List all lines in the material below that contain "жильем".

Data to process
········

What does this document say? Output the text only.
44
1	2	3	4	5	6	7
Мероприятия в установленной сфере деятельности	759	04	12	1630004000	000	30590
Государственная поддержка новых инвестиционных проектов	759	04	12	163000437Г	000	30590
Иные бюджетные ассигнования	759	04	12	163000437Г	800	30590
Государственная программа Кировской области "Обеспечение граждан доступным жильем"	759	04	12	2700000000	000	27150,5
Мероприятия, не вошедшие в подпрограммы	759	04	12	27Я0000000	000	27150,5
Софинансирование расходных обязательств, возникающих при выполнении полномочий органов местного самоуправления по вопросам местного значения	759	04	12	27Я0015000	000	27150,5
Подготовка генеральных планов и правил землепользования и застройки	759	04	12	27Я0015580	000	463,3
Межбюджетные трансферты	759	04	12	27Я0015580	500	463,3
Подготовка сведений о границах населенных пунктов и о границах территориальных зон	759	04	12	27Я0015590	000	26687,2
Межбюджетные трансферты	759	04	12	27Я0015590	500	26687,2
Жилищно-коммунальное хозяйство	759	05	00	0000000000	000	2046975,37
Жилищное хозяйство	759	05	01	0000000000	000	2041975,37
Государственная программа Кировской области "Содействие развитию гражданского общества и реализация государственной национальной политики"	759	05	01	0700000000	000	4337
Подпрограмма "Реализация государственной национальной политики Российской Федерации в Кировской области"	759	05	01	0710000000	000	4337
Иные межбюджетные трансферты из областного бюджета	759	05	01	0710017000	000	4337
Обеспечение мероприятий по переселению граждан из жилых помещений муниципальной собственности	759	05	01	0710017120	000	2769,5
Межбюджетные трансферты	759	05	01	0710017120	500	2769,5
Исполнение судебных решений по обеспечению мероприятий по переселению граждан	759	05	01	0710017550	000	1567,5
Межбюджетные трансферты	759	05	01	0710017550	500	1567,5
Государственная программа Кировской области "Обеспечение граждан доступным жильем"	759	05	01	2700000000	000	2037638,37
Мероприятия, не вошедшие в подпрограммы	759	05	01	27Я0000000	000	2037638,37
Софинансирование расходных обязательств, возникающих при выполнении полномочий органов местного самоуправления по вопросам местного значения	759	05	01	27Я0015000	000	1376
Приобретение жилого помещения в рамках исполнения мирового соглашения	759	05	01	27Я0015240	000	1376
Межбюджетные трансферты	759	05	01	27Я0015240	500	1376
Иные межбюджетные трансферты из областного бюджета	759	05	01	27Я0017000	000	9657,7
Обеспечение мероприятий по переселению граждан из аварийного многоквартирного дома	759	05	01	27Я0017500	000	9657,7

········

Full output
Государственная программа Кировской области "Обеспечение граждан доступным жильем"	759	04	12	2700000000	000	27150,5
Государственная программа Кировской области "Обеспечение граждан доступным жильем"	759	05	01	2700000000	000	2037638,37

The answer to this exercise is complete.